**** Data supplied ****
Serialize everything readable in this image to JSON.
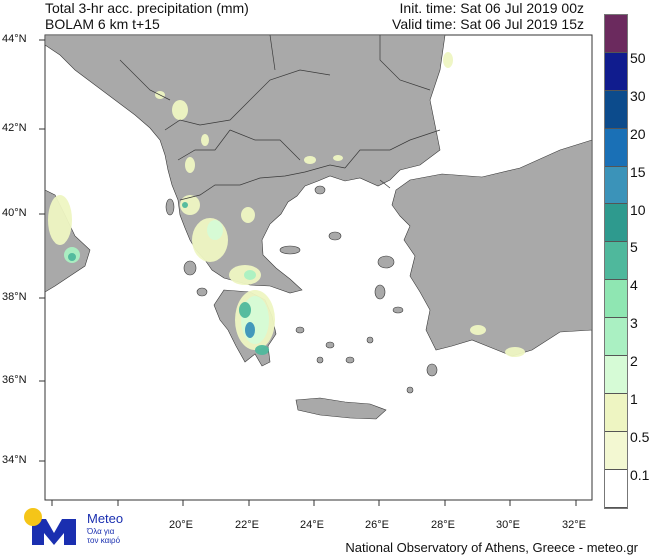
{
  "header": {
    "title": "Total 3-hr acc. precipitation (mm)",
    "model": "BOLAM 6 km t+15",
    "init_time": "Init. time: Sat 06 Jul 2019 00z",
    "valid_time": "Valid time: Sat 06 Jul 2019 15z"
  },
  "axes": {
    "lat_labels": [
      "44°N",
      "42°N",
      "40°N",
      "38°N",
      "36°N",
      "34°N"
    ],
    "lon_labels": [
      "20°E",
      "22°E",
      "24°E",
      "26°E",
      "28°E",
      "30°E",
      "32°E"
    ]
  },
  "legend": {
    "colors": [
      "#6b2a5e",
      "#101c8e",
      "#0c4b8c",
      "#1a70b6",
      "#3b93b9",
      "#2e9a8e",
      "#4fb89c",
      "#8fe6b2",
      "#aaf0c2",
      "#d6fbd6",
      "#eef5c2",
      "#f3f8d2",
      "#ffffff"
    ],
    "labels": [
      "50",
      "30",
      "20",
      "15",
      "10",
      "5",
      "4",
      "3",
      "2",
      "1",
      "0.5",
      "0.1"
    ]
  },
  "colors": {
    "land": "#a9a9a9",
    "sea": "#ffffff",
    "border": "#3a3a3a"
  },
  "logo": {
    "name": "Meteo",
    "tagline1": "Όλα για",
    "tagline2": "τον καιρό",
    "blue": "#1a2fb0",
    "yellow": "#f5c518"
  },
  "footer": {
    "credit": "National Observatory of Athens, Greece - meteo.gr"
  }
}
****
Requirement: Your task is to repeat the data above exactly while excluding the pictures.

Finished exercise:
Serialize everything readable in this image to JSON.
{
  "header": {
    "title": "Total 3-hr acc. precipitation (mm)",
    "model": "BOLAM 6 km t+15",
    "init_time": "Init. time: Sat 06 Jul 2019 00z",
    "valid_time": "Valid time: Sat 06 Jul 2019 15z"
  },
  "axes": {
    "lat_labels": [
      "44°N",
      "42°N",
      "40°N",
      "38°N",
      "36°N",
      "34°N"
    ],
    "lon_labels": [
      "20°E",
      "22°E",
      "24°E",
      "26°E",
      "28°E",
      "30°E",
      "32°E"
    ]
  },
  "legend": {
    "colors": [
      "#6b2a5e",
      "#101c8e",
      "#0c4b8c",
      "#1a70b6",
      "#3b93b9",
      "#2e9a8e",
      "#4fb89c",
      "#8fe6b2",
      "#aaf0c2",
      "#d6fbd6",
      "#eef5c2",
      "#f3f8d2",
      "#ffffff"
    ],
    "labels": [
      "50",
      "30",
      "20",
      "15",
      "10",
      "5",
      "4",
      "3",
      "2",
      "1",
      "0.5",
      "0.1"
    ]
  },
  "colors": {
    "land": "#a9a9a9",
    "sea": "#ffffff",
    "border": "#3a3a3a"
  },
  "logo": {
    "name": "Meteo",
    "tagline1": "Όλα για",
    "tagline2": "τον καιρό",
    "blue": "#1a2fb0",
    "yellow": "#f5c518"
  },
  "footer": {
    "credit": "National Observatory of Athens, Greece - meteo.gr"
  }
}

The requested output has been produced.